→ PROBLEM DESCRIPTION: Restate the entire listing word for word.

→ DATASET RECORDS:
— start —

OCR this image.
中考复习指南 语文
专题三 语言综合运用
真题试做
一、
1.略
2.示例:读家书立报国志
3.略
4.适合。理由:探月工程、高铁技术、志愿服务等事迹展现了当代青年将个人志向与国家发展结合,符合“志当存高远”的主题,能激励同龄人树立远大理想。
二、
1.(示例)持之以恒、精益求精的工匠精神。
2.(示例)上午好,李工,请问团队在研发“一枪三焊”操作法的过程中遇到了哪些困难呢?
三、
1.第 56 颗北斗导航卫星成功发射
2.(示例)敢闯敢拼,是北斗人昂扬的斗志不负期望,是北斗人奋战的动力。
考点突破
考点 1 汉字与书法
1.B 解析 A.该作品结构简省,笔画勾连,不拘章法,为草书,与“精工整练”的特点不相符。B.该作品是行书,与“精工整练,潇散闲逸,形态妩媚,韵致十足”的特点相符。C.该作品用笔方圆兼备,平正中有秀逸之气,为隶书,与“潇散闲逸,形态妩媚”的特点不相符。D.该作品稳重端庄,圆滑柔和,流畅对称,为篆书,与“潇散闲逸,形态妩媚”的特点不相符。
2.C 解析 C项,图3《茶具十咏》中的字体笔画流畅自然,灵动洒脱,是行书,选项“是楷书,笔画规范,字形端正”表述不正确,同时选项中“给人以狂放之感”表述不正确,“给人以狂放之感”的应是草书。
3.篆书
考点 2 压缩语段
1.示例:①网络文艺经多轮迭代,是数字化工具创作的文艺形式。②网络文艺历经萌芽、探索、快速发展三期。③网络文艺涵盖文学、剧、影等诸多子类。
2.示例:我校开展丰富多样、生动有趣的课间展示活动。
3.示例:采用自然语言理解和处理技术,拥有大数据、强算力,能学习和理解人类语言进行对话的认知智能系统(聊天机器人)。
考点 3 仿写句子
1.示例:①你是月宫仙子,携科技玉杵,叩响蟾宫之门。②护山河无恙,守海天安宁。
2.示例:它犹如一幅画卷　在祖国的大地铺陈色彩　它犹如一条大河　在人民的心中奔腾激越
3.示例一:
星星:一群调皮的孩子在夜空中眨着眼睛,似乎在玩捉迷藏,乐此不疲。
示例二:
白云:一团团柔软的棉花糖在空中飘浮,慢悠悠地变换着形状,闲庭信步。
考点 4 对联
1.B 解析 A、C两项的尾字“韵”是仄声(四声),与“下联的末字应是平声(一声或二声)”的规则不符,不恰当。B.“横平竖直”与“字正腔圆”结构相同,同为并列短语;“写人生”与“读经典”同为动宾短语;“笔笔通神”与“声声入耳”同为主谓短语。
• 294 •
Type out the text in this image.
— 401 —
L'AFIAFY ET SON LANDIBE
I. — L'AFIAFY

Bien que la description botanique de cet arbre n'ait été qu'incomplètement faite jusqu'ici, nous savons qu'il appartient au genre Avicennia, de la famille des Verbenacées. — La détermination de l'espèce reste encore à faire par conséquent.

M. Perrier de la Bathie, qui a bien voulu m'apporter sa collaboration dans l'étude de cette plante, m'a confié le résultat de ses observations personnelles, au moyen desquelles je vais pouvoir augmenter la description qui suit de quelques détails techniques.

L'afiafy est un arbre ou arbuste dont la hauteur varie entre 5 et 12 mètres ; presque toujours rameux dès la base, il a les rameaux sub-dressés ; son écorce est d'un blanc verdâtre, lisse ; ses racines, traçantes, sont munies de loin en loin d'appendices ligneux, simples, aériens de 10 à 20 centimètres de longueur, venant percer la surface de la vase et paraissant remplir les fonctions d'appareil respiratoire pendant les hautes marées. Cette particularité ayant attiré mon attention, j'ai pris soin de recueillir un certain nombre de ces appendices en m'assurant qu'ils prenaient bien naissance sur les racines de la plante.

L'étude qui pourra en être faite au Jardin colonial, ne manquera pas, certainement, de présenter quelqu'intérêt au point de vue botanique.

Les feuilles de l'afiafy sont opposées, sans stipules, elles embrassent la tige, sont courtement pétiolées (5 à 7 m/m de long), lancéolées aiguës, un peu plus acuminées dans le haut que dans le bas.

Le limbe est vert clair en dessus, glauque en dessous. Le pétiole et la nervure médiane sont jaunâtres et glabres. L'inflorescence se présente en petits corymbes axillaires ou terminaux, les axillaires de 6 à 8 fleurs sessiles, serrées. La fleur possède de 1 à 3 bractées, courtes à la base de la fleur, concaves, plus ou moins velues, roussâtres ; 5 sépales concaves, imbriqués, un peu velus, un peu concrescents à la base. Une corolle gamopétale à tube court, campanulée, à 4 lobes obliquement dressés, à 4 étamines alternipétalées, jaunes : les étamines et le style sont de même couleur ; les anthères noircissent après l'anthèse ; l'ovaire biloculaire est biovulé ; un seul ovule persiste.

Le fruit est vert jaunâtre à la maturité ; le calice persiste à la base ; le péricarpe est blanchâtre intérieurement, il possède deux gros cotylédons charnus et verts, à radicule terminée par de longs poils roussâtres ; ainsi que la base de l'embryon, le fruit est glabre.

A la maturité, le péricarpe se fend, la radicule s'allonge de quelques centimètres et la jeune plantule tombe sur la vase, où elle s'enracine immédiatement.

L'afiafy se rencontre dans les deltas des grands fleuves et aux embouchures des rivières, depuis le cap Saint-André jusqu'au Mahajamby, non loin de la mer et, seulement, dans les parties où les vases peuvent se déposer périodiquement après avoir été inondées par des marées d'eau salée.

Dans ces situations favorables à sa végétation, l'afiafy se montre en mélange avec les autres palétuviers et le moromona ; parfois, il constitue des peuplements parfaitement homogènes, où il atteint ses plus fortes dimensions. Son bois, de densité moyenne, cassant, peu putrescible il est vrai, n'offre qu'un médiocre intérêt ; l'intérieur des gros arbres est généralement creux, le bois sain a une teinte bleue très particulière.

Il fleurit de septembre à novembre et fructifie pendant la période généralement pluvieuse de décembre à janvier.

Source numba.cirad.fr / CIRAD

— end —

→ FINAL RESULT:
OCR this image.
中考复习指南 语文
专题三 语言综合运用
真题试做
一、
1.略
2.示例:读家书立报国志
3.略
4.适合。理由:探月工程、高铁技术、志愿服务等事迹展现了当代青年将个人志向与国家发展结合,符合“志当存高远”的主题,能激励同龄人树立远大理想。
二、
1.(示例)持之以恒、精益求精的工匠精神。
2.(示例)上午好,李工,请问团队在研发“一枪三焊”操作法的过程中遇到了哪些困难呢?
三、
1.第 56 颗北斗导航卫星成功发射
2.(示例)敢闯敢拼,是北斗人昂扬的斗志不负期望,是北斗人奋战的动力。
考点突破
考点 1 汉字与书法
1.B 解析 A.该作品结构简省,笔画勾连,不拘章法,为草书,与“精工整练”的特点不相符。B.该作品是行书,与“精工整练,潇散闲逸,形态妩媚,韵致十足”的特点相符。C.该作品用笔方圆兼备,平正中有秀逸之气,为隶书,与“潇散闲逸,形态妩媚”的特点不相符。D.该作品稳重端庄,圆滑柔和,流畅对称,为篆书,与“潇散闲逸,形态妩媚”的特点不相符。
2.C 解析 C项,图3《茶具十咏》中的字体笔画流畅自然,灵动洒脱,是行书,选项“是楷书,笔画规范,字形端正”表述不正确,同时选项中“给人以狂放之感”表述不正确,“给人以狂放之感”的应是草书。
3.篆书
考点 2 压缩语段
1.示例:①网络文艺经多轮迭代,是数字化工具创作的文艺形式。②网络文艺历经萌芽、探索、快速发展三期。③网络文艺涵盖文学、剧、影等诸多子类。
2.示例:我校开展丰富多样、生动有趣的课间展示活动。
3.示例:采用自然语言理解和处理技术,拥有大数据、强算力,能学习和理解人类语言进行对话的认知智能系统(聊天机器人)。
考点 3 仿写句子
1.示例:①你是月宫仙子,携科技玉杵,叩响蟾宫之门。②护山河无恙,守海天安宁。
2.示例:它犹如一幅画卷　在祖国的大地铺陈色彩　它犹如一条大河　在人民的心中奔腾激越
3.示例一:
星星:一群调皮的孩子在夜空中眨着眼睛,似乎在玩捉迷藏,乐此不疲。
示例二:
白云:一团团柔软的棉花糖在空中飘浮,慢悠悠地变换着形状,闲庭信步。
考点 4 对联
1.B 解析 A、C两项的尾字“韵”是仄声(四声),与“下联的末字应是平声(一声或二声)”的规则不符,不恰当。B.“横平竖直”与“字正腔圆”结构相同,同为并列短语;“写人生”与“读经典”同为动宾短语;“笔笔通神”与“声声入耳”同为主谓短语。
• 294 •
Type out the text in this image.
— 401 —
L'AFIAFY ET SON LANDIBE
I. — L'AFIAFY

Bien que la description botanique de cet arbre n'ait été qu'incomplètement faite jusqu'ici, nous savons qu'il appartient au genre Avicennia, de la famille des Verbenacées. — La détermination de l'espèce reste encore à faire par conséquent.

M. Perrier de la Bathie, qui a bien voulu m'apporter sa collaboration dans l'étude de cette plante, m'a confié le résultat de ses observations personnelles, au moyen desquelles je vais pouvoir augmenter la description qui suit de quelques détails techniques.

L'afiafy est un arbre ou arbuste dont la hauteur varie entre 5 et 12 mètres ; presque toujours rameux dès la base, il a les rameaux sub-dressés ; son écorce est d'un blanc verdâtre, lisse ; ses racines, traçantes, sont munies de loin en loin d'appendices ligneux, simples, aériens de 10 à 20 centimètres de longueur, venant percer la surface de la vase et paraissant remplir les fonctions d'appareil respiratoire pendant les hautes marées. Cette particularité ayant attiré mon attention, j'ai pris soin de recueillir un certain nombre de ces appendices en m'assurant qu'ils prenaient bien naissance sur les racines de la plante.

L'étude qui pourra en être faite au Jardin colonial, ne manquera pas, certainement, de présenter quelqu'intérêt au point de vue botanique.

Les feuilles de l'afiafy sont opposées, sans stipules, elles embrassent la tige, sont courtement pétiolées (5 à 7 m/m de long), lancéolées aiguës, un peu plus acuminées dans le haut que dans le bas.

Le limbe est vert clair en dessus, glauque en dessous. Le pétiole et la nervure médiane sont jaunâtres et glabres. L'inflorescence se présente en petits corymbes axillaires ou terminaux, les axillaires de 6 à 8 fleurs sessiles, serrées. La fleur possède de 1 à 3 bractées, courtes à la base de la fleur, concaves, plus ou moins velues, roussâtres ; 5 sépales concaves, imbriqués, un peu velus, un peu concrescents à la base. Une corolle gamopétale à tube court, campanulée, à 4 lobes obliquement dressés, à 4 étamines alternipétalées, jaunes : les étamines et le style sont de même couleur ; les anthères noircissent après l'anthèse ; l'ovaire biloculaire est biovulé ; un seul ovule persiste.

Le fruit est vert jaunâtre à la maturité ; le calice persiste à la base ; le péricarpe est blanchâtre intérieurement, il possède deux gros cotylédons charnus et verts, à radicule terminée par de longs poils roussâtres ; ainsi que la base de l'embryon, le fruit est glabre.

A la maturité, le péricarpe se fend, la radicule s'allonge de quelques centimètres et la jeune plantule tombe sur la vase, où elle s'enracine immédiatement.

L'afiafy se rencontre dans les deltas des grands fleuves et aux embouchures des rivières, depuis le cap Saint-André jusqu'au Mahajamby, non loin de la mer et, seulement, dans les parties où les vases peuvent se déposer périodiquement après avoir été inondées par des marées d'eau salée.

Dans ces situations favorables à sa végétation, l'afiafy se montre en mélange avec les autres palétuviers et le moromona ; parfois, il constitue des peuplements parfaitement homogènes, où il atteint ses plus fortes dimensions. Son bois, de densité moyenne, cassant, peu putrescible il est vrai, n'offre qu'un médiocre intérêt ; l'intérieur des gros arbres est généralement creux, le bois sain a une teinte bleue très particulière.

Il fleurit de septembre à novembre et fructifie pendant la période généralement pluvieuse de décembre à janvier.

Source numba.cirad.fr / CIRAD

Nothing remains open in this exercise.